### Requirements
Review the listing and copy each line that holds the word "object".
--- begin Records provided ---
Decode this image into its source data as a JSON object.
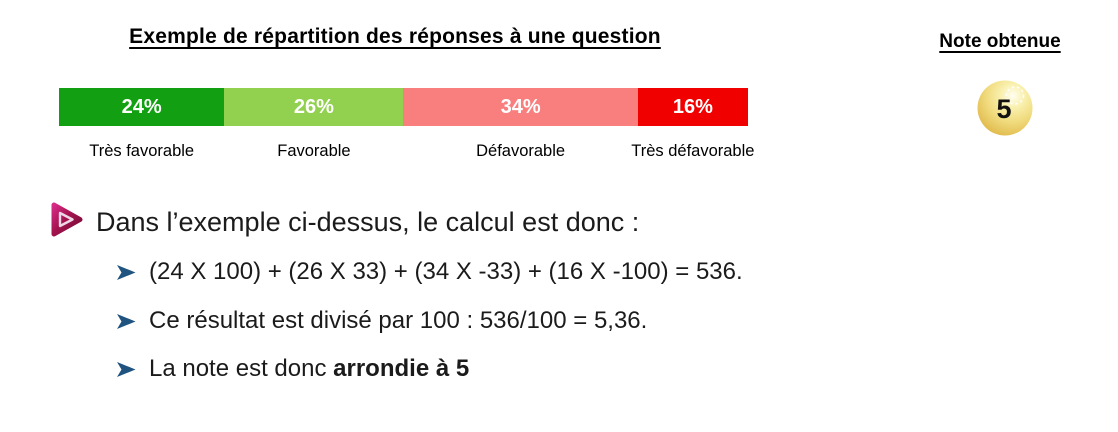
{
  "title": "Exemple de répartition des réponses à une question",
  "note": {
    "header": "Note obtenue",
    "value": "5",
    "ball_color": "#F0DA7C"
  },
  "chart_data": {
    "type": "bar",
    "variant": "stacked-horizontal",
    "title": "Exemple de répartition des réponses à une question",
    "categories": [
      "Très favorable",
      "Favorable",
      "Défavorable",
      "Très défavorable"
    ],
    "values": [
      24,
      26,
      34,
      16
    ],
    "unit": "%",
    "segment_labels": [
      "24%",
      "26%",
      "34%",
      "16%"
    ],
    "colors": [
      "#12A012",
      "#92D04F",
      "#F97F7F",
      "#F10000"
    ],
    "value_label_color": "#FFFFFF",
    "legend_position": "below-bar",
    "grid": false,
    "axes": "none",
    "derived_score": 5
  },
  "explanation": {
    "intro": "Dans l’exemple ci-dessus, le calcul est donc :",
    "steps": [
      {
        "text": "(24 X 100) + (26 X 33) + (34 X -33) + (16 X -100) = 536.",
        "bold": ""
      },
      {
        "text": "Ce résultat est divisé par 100 : 536/100 = 5,36.",
        "bold": ""
      },
      {
        "text": "La note est donc ",
        "bold": "arrondie à 5"
      }
    ]
  },
  "icons": {
    "intro_bullet": "magenta-play-arrow-icon",
    "step_bullet": "blue-arrowhead-icon",
    "score_ball": "gold-sphere-icon"
  }
}
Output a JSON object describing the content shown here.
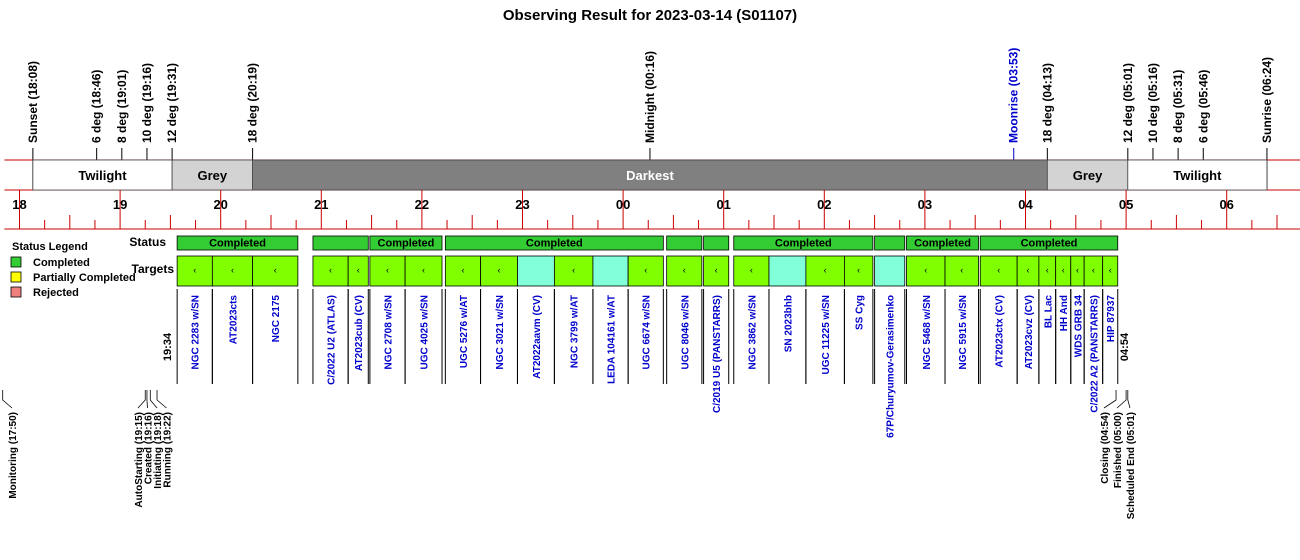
{
  "title": "Observing Result for 2023-03-14 (S01107)",
  "colors": {
    "night_line": "#cc0000",
    "twilight_fill": "#ffffff",
    "grey_fill": "#d3d3d3",
    "darkest_fill": "#808080",
    "completed": "#33cc33",
    "partial": "#ffff00",
    "rejected": "#f08080",
    "target_completed": "#80ff00",
    "target_other": "#80ffd9",
    "target_text": "#0000cc",
    "moon_text": "#0000cc"
  },
  "chart_data": {
    "type": "timeline",
    "x_axis": {
      "unit": "hour of night (UT)",
      "start_hour": 17.85,
      "end_hour": 30.75,
      "tick_labels": [
        "18",
        "19",
        "20",
        "21",
        "22",
        "23",
        "00",
        "01",
        "02",
        "03",
        "04",
        "05",
        "06"
      ]
    },
    "sun_events": [
      {
        "label": "Sunset (18:08)",
        "time": 18.133
      },
      {
        "label": "6 deg (18:46)",
        "time": 18.767
      },
      {
        "label": "8 deg (19:01)",
        "time": 19.017
      },
      {
        "label": "10 deg (19:16)",
        "time": 19.267
      },
      {
        "label": "12 deg (19:31)",
        "time": 19.517
      },
      {
        "label": "18 deg (20:19)",
        "time": 20.317
      },
      {
        "label": "Midnight (00:16)",
        "time": 24.267
      },
      {
        "label": "Moonrise (03:53)",
        "time": 27.883,
        "moon": true
      },
      {
        "label": "18 deg (04:13)",
        "time": 28.217
      },
      {
        "label": "12 deg (05:01)",
        "time": 29.017
      },
      {
        "label": "10 deg (05:16)",
        "time": 29.267
      },
      {
        "label": "8 deg (05:31)",
        "time": 29.517
      },
      {
        "label": "6 deg (05:46)",
        "time": 29.767
      },
      {
        "label": "Sunrise (06:24)",
        "time": 30.4
      }
    ],
    "sky_bands": [
      {
        "label": "Twilight",
        "start": 18.133,
        "end": 19.517,
        "kind": "twilight"
      },
      {
        "label": "Grey",
        "start": 19.517,
        "end": 20.317,
        "kind": "grey"
      },
      {
        "label": "Darkest",
        "start": 20.317,
        "end": 28.217,
        "kind": "darkest"
      },
      {
        "label": "Grey",
        "start": 28.217,
        "end": 29.017,
        "kind": "grey"
      },
      {
        "label": "Twilight",
        "start": 29.017,
        "end": 30.4,
        "kind": "twilight"
      }
    ],
    "row_labels": {
      "status": "Status",
      "targets": "Targets"
    },
    "status_segments": [
      {
        "start": 19.567,
        "end": 20.767,
        "label": "Completed",
        "status": "completed"
      },
      {
        "start": 20.917,
        "end": 21.467,
        "label": "",
        "status": "completed"
      },
      {
        "start": 21.483,
        "end": 22.2,
        "label": "Completed",
        "status": "completed"
      },
      {
        "start": 22.233,
        "end": 24.4,
        "label": "Completed",
        "status": "completed"
      },
      {
        "start": 24.433,
        "end": 24.783,
        "label": "",
        "status": "completed"
      },
      {
        "start": 24.8,
        "end": 25.05,
        "label": "",
        "status": "completed"
      },
      {
        "start": 25.1,
        "end": 26.483,
        "label": "Completed",
        "status": "completed"
      },
      {
        "start": 26.5,
        "end": 26.8,
        "label": "",
        "status": "completed"
      },
      {
        "start": 26.817,
        "end": 27.533,
        "label": "Completed",
        "status": "completed"
      },
      {
        "start": 27.55,
        "end": 28.917,
        "label": "Completed",
        "status": "completed"
      }
    ],
    "targets": [
      {
        "name": "NGC 2283 w/SN",
        "start": 19.567,
        "end": 19.917,
        "done": true
      },
      {
        "name": "AT2023cts",
        "start": 19.917,
        "end": 20.317,
        "done": true
      },
      {
        "name": "NGC 2175",
        "start": 20.317,
        "end": 20.767,
        "done": true
      },
      {
        "name": "C/2022 U2 (ATLAS)",
        "start": 20.917,
        "end": 21.267,
        "done": true
      },
      {
        "name": "AT2023cub (CV)",
        "start": 21.267,
        "end": 21.467,
        "done": true
      },
      {
        "name": "NGC 2708 w/SN",
        "start": 21.483,
        "end": 21.833,
        "done": true
      },
      {
        "name": "UGC 4025 w/SN",
        "start": 21.833,
        "end": 22.2,
        "done": true
      },
      {
        "name": "UGC 5276 w/AT",
        "start": 22.233,
        "end": 22.583,
        "done": true
      },
      {
        "name": "NGC 3021 w/SN",
        "start": 22.583,
        "end": 22.95,
        "done": true
      },
      {
        "name": "AT2022aavm (CV)",
        "start": 22.95,
        "end": 23.317,
        "done": false
      },
      {
        "name": "NGC 3799 w/AT",
        "start": 23.317,
        "end": 23.7,
        "done": true
      },
      {
        "name": "LEDA 104161 w/AT",
        "start": 23.7,
        "end": 24.05,
        "done": false
      },
      {
        "name": "UGC 6674 w/SN",
        "start": 24.05,
        "end": 24.4,
        "done": true
      },
      {
        "name": "UGC 8046 w/SN",
        "start": 24.433,
        "end": 24.783,
        "done": true
      },
      {
        "name": "C/2019 U5 (PANSTARRS)",
        "start": 24.8,
        "end": 25.05,
        "done": true
      },
      {
        "name": "NGC 3862 w/SN",
        "start": 25.1,
        "end": 25.45,
        "done": true
      },
      {
        "name": "SN 2023bhb",
        "start": 25.45,
        "end": 25.817,
        "done": false
      },
      {
        "name": "UGC 11225 w/SN",
        "start": 25.817,
        "end": 26.2,
        "done": true
      },
      {
        "name": "SS Cyg",
        "start": 26.2,
        "end": 26.483,
        "done": true
      },
      {
        "name": "67P/Churyumov-Gerasimenko",
        "start": 26.5,
        "end": 26.8,
        "done": false
      },
      {
        "name": "NGC 5468 w/SN",
        "start": 26.817,
        "end": 27.2,
        "done": true
      },
      {
        "name": "NGC 5915 w/SN",
        "start": 27.2,
        "end": 27.533,
        "done": true
      },
      {
        "name": "AT2023ctx (CV)",
        "start": 27.55,
        "end": 27.917,
        "done": true
      },
      {
        "name": "AT2023cvz (CV)",
        "start": 27.917,
        "end": 28.133,
        "done": true
      },
      {
        "name": "BL Lac",
        "start": 28.133,
        "end": 28.3,
        "done": true
      },
      {
        "name": "HH And",
        "start": 28.3,
        "end": 28.45,
        "done": true
      },
      {
        "name": "WDS GRB 34",
        "start": 28.45,
        "end": 28.583,
        "done": true
      },
      {
        "name": "C/2022 A2 (PANSTARRS)",
        "start": 28.583,
        "end": 28.767,
        "done": true
      },
      {
        "name": "HIP 87937",
        "start": 28.767,
        "end": 28.917,
        "done": true
      }
    ],
    "window_labels": [
      {
        "label": "19:34",
        "time": 19.567
      },
      {
        "label": "04:54",
        "time": 28.917
      }
    ],
    "events_left": [
      {
        "label": "Monitoring (17:50)",
        "time": 17.833
      },
      {
        "label": "AutoStarting (19:15)",
        "time": 19.25
      },
      {
        "label": "Created (19:16)",
        "time": 19.267
      },
      {
        "label": "Initiating (19:18)",
        "time": 19.3
      },
      {
        "label": "Running (19:22)",
        "time": 19.367
      }
    ],
    "events_right": [
      {
        "label": "Closing (04:54)",
        "time": 28.9
      },
      {
        "label": "Finished (05:00)",
        "time": 29.0
      },
      {
        "label": "Scheduled End (05:01)",
        "time": 29.017
      }
    ]
  },
  "legend": {
    "title": "Status Legend",
    "items": [
      {
        "label": "Completed",
        "color": "#33cc33"
      },
      {
        "label": "Partially Completed",
        "color": "#ffff00"
      },
      {
        "label": "Rejected",
        "color": "#f08080"
      }
    ]
  }
}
--- end Records provided ---
### The output
Decode this image into its source data as a JSON object.
Output a JSON object describing the content shown here.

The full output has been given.